THE TASK: In the entries below, count every line with the word "첨가된다". Return only the count.

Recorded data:
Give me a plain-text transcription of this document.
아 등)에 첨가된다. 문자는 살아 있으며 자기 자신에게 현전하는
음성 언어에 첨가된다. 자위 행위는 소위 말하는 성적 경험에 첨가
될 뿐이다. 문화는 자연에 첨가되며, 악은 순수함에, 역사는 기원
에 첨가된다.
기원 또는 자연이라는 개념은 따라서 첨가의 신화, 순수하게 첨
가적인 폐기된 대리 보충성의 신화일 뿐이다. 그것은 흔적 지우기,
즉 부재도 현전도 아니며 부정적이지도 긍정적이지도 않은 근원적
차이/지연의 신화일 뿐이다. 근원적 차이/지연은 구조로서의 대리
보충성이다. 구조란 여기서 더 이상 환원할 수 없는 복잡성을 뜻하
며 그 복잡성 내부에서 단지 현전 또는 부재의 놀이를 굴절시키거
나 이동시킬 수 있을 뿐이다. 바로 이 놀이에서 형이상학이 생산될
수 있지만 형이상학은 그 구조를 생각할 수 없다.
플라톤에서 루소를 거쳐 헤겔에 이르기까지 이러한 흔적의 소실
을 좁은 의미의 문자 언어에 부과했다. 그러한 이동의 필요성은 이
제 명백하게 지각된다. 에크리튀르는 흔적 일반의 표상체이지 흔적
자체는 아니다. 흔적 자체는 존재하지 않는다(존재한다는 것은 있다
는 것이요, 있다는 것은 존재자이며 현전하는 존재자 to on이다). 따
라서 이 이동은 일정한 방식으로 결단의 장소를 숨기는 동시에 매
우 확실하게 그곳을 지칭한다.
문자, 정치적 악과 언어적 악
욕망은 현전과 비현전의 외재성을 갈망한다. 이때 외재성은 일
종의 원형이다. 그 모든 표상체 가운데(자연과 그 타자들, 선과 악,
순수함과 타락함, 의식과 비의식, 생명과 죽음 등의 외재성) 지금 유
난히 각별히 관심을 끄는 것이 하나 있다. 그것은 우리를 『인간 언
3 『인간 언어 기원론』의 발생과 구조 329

PROBLEM SOLUTION: 3